##### EXTRACTED DATA

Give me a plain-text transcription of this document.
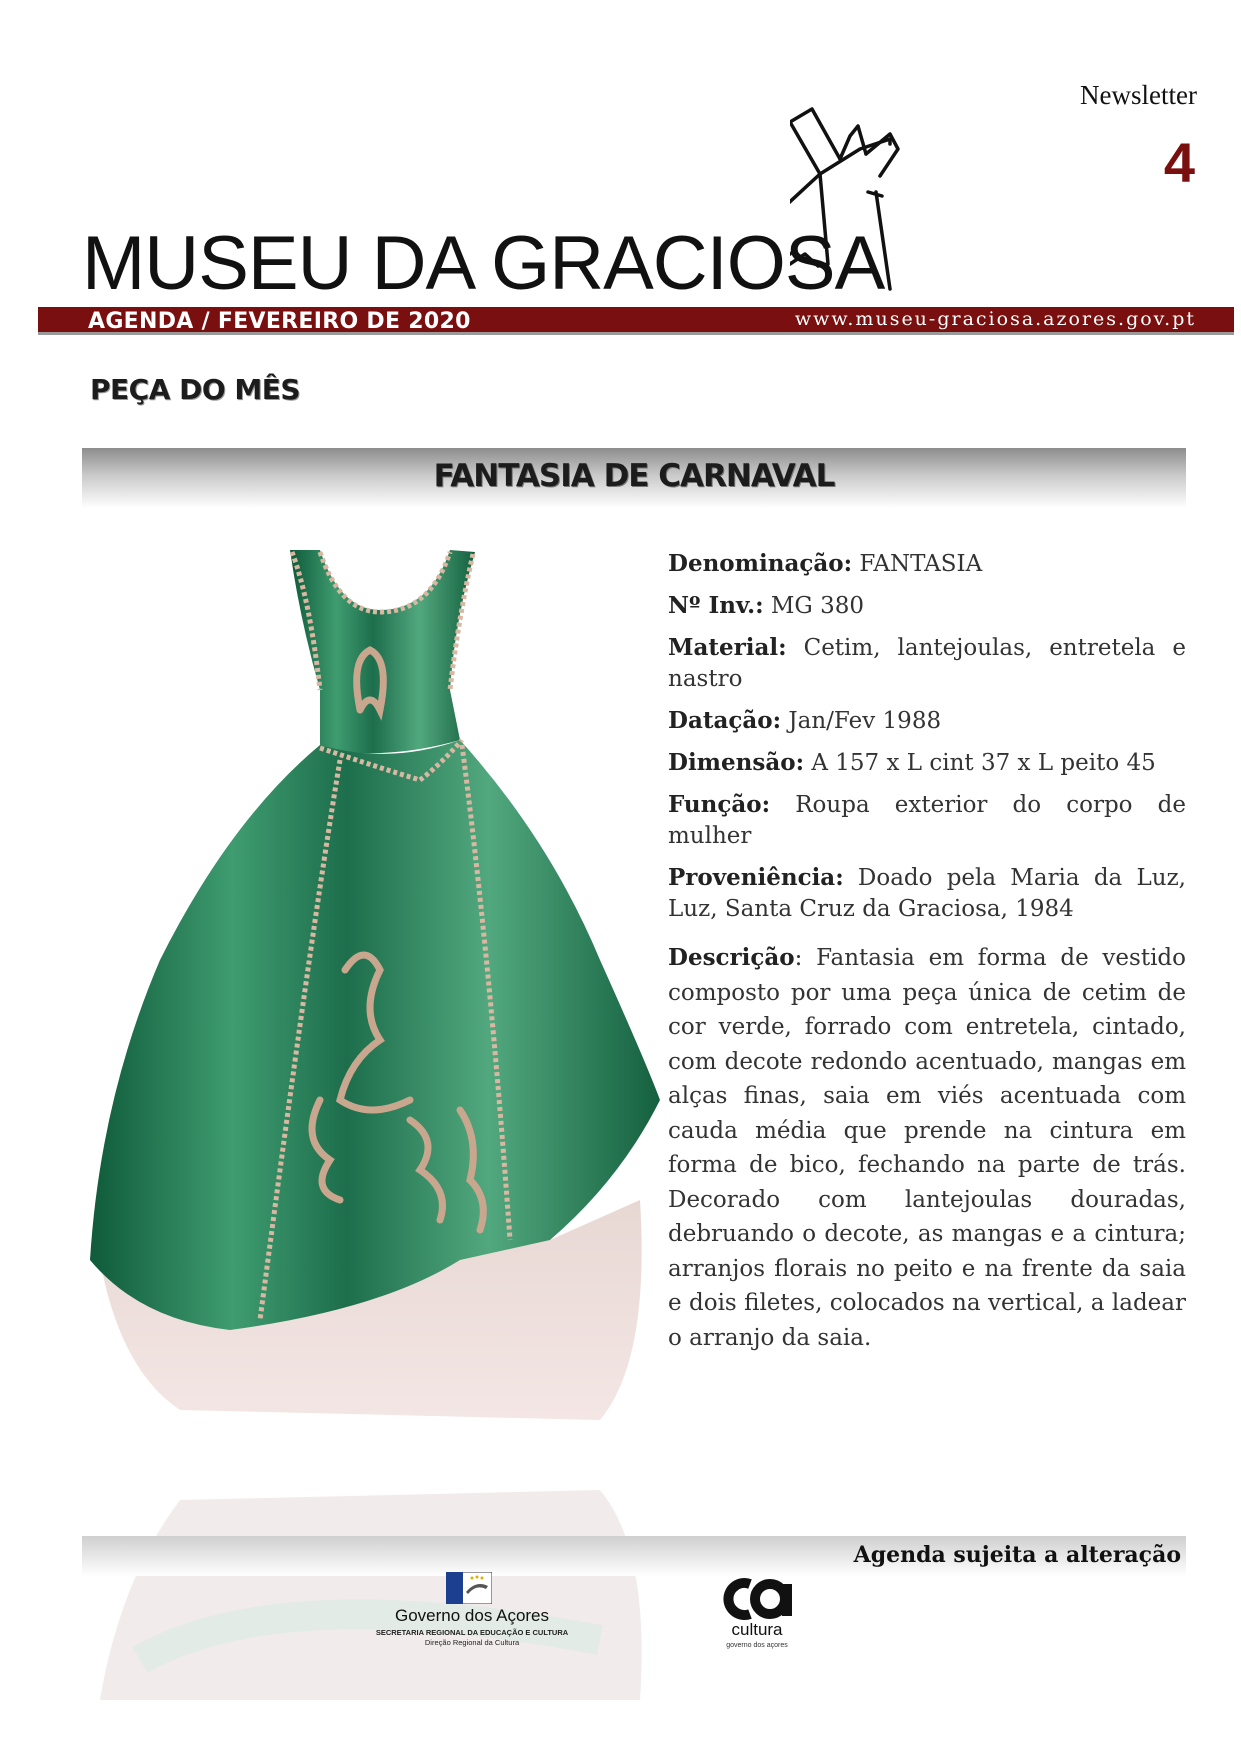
Newsletter
4
MUSEU DA GRACIOSA
AGENDA / FEVEREIRO DE 2020	www.museu-graciosa.azores.gov.pt
PEÇA DO MÊS
FANTASIA DE CARNAVAL
Denominação: FANTASIA
Nº Inv.: MG 380
Material: Cetim, lantejoulas, entretela e nastro
Datação: Jan/Fev 1988
Dimensão: A 157 x L cint 37 x L peito 45
Função: Roupa exterior do corpo de mulher
Proveniência: Doado pela Maria da Luz, Luz, Santa Cruz da Graciosa, 1984
Descrição: Fantasia em forma de vestido composto por uma peça única de cetim de cor verde, forrado com entretela, cintado, com decote redondo acentuado, mangas em alças finas, saia em viés acentuada com cauda média que prende na cintura em forma de bico, fechando na parte de trás. Decorado com lantejoulas douradas, debruando o decote, as mangas e a cintura; arranjos florais no peito e na frente da saia e dois filetes, colocados na vertical, a ladear o arranjo da saia.
Agenda sujeita a alteração
Governo dos Açores
SECRETARIA REGIONAL DA EDUCAÇÃO E CULTURA
Direção Regional da Cultura
cultura
governo dos açores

##########

GIVEN REQUEST
Within the listing above, copy each line that has the string "entretela".

PROBLEM SOLUTION
Material: Cetim, lantejoulas, entretela e nastro
Descrição: Fantasia em forma de vestido composto por uma peça única de cetim de cor verde, forrado com entretela, cintado, com decote redondo acentuado, mangas em alças finas, saia em viés acentuada com cauda média que prende na cintura em forma de bico, fechando na parte de trás. Decorado com lantejoulas douradas, debruando o decote, as mangas e a cintura; arranjos florais no peito e na frente da saia e dois filetes, colocados na vertical, a ladear o arranjo da saia.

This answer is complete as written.